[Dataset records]

---+---

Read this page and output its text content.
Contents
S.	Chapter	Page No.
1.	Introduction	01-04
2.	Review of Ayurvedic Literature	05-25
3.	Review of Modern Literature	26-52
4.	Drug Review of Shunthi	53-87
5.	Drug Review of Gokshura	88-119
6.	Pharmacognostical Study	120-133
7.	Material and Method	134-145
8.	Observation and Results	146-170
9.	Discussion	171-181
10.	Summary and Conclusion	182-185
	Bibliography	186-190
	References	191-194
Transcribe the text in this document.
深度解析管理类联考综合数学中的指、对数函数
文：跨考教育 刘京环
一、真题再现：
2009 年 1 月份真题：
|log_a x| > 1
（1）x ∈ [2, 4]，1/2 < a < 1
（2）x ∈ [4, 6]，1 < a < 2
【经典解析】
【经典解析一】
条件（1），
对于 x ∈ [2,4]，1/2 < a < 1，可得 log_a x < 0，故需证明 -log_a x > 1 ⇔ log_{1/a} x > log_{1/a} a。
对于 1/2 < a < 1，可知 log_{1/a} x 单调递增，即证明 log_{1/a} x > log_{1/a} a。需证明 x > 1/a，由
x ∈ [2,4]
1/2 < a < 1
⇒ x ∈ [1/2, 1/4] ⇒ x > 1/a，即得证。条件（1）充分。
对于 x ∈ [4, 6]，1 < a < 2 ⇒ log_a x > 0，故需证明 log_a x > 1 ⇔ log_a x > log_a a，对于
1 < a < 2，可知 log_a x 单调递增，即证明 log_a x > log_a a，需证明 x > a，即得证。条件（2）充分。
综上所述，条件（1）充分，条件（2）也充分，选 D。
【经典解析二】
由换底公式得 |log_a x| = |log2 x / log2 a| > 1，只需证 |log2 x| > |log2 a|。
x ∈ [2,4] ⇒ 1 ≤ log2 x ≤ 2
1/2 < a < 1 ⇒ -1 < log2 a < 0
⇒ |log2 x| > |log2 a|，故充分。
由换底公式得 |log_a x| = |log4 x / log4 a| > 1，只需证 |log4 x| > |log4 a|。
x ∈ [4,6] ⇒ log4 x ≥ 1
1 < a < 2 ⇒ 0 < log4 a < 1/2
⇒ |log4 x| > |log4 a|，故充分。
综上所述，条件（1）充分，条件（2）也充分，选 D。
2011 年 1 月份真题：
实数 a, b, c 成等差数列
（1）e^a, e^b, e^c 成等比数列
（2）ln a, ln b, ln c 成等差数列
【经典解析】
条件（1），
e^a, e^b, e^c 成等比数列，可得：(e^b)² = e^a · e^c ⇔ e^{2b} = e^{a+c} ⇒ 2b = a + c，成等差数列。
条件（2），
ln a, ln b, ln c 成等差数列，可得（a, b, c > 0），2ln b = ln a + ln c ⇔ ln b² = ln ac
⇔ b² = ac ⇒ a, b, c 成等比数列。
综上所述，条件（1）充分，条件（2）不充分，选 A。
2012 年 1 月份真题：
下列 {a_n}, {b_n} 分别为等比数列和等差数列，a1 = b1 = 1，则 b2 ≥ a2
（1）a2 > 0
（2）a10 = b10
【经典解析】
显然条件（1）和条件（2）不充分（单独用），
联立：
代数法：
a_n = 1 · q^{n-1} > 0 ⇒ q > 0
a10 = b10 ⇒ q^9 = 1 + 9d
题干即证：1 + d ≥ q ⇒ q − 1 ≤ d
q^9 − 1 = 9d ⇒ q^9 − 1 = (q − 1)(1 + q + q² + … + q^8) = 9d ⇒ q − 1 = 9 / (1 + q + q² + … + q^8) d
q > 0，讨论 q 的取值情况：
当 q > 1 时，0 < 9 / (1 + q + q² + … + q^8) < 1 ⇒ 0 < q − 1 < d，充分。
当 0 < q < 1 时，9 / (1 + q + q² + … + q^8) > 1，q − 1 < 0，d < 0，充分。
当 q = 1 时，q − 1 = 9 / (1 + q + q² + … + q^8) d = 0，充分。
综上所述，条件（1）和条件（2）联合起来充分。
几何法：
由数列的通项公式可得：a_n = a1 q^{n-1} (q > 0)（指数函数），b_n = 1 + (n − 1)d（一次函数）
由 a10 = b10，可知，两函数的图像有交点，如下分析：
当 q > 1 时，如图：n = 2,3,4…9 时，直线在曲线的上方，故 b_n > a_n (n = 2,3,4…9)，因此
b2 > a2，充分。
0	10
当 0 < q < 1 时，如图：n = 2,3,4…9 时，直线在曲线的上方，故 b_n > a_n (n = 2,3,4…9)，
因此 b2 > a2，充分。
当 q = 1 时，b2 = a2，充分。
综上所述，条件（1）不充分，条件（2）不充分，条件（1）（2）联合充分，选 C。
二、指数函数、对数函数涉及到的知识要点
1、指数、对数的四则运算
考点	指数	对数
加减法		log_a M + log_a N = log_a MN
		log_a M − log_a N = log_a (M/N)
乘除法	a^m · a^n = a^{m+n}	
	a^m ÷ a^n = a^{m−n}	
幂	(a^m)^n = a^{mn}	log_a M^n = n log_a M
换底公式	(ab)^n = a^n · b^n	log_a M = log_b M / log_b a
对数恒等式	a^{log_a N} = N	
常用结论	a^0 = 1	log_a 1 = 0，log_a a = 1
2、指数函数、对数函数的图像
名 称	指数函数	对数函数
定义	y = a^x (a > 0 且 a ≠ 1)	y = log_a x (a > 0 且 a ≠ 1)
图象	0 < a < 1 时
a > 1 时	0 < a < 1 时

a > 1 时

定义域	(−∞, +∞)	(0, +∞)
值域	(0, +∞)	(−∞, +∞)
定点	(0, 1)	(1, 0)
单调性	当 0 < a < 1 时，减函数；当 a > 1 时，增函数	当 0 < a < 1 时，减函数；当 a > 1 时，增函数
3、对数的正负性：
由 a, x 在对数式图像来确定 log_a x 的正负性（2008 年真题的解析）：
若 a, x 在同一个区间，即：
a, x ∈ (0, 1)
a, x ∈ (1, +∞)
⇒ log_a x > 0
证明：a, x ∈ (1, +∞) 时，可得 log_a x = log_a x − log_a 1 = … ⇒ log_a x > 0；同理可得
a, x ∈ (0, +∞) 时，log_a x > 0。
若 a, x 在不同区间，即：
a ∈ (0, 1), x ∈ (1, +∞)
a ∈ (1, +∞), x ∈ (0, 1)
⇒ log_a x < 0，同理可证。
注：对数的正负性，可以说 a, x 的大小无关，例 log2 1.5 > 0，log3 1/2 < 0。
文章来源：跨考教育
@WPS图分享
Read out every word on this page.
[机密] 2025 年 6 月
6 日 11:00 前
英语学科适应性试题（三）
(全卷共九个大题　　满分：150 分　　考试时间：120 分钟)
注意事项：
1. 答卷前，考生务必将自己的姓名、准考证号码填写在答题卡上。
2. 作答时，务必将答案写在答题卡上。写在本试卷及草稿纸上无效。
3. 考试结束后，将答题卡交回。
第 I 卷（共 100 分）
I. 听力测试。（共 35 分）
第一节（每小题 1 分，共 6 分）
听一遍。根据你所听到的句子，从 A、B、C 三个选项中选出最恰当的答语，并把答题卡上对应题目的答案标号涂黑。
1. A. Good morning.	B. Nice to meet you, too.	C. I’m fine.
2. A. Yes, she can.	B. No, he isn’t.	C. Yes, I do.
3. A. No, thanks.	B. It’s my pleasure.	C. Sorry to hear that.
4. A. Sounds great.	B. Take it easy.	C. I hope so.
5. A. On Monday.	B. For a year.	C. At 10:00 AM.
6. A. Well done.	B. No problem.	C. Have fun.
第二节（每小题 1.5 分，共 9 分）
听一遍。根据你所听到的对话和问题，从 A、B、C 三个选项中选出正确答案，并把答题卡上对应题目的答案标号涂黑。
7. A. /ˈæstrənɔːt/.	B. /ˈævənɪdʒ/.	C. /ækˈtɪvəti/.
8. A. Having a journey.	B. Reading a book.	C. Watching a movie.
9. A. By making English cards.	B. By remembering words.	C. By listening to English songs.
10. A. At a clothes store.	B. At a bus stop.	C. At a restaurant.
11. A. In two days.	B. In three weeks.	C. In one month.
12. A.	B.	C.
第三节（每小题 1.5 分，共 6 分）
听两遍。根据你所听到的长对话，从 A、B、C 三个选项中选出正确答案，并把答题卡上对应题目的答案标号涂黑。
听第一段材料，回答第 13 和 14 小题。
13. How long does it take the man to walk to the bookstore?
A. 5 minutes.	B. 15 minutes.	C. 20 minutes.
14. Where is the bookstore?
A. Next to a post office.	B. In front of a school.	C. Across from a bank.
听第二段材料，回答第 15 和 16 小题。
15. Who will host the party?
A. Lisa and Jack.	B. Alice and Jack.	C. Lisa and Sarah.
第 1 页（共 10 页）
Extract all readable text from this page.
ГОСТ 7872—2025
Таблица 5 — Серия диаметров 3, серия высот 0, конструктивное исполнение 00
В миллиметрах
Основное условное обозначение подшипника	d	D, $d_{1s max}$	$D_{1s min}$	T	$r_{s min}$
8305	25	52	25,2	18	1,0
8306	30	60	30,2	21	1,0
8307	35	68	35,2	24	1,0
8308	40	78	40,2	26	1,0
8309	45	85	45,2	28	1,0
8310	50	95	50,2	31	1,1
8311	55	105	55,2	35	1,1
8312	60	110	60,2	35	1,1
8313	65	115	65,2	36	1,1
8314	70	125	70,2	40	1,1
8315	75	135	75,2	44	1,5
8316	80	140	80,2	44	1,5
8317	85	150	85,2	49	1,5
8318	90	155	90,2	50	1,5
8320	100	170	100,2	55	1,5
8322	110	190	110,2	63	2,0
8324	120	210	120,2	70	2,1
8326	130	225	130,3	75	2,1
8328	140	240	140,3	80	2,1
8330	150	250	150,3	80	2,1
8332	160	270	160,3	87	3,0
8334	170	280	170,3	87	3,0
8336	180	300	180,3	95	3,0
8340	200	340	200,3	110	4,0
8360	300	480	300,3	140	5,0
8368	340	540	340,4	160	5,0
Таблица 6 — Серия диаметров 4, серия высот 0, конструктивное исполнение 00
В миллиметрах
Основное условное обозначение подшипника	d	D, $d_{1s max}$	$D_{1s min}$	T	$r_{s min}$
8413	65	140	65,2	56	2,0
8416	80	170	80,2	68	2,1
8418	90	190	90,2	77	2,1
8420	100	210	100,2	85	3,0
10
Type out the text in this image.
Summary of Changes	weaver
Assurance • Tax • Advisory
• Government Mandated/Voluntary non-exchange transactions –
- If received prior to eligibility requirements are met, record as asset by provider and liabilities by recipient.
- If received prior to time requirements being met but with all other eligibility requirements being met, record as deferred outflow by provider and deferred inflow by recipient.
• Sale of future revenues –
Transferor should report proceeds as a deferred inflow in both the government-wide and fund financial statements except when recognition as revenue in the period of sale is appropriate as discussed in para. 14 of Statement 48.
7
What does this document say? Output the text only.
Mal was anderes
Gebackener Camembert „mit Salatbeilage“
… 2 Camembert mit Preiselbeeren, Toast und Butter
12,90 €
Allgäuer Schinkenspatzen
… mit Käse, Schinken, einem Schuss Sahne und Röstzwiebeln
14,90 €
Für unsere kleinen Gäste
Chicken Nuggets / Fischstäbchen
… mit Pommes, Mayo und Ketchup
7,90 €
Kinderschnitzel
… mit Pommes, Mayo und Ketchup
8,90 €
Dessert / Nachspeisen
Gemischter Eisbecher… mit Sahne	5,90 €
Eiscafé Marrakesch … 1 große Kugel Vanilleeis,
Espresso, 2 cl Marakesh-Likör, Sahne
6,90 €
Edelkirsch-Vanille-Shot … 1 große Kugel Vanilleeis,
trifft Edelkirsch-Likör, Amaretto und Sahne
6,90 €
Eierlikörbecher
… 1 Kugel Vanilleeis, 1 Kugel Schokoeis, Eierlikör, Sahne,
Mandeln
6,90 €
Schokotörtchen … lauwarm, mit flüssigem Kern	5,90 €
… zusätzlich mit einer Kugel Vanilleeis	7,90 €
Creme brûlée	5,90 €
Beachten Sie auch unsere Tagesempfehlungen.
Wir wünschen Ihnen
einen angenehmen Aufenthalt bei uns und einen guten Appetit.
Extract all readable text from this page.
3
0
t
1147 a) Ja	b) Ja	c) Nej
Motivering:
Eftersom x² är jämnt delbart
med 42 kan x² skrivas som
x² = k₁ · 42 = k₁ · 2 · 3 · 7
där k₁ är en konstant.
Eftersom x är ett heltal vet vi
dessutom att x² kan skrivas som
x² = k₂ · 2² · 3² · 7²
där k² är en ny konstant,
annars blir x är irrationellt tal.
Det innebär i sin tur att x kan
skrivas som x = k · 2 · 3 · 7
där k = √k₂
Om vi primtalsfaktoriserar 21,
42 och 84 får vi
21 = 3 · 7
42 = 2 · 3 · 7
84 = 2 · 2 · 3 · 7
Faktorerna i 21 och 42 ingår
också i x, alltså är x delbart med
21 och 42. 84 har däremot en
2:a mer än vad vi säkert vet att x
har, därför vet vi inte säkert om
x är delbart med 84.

---+---

(DIRECTIVE):
Count how many lines of the material hold the string "对数的正负性". Give the number and nothing more.

(ANSWER FOR THIS EXERCISE):
2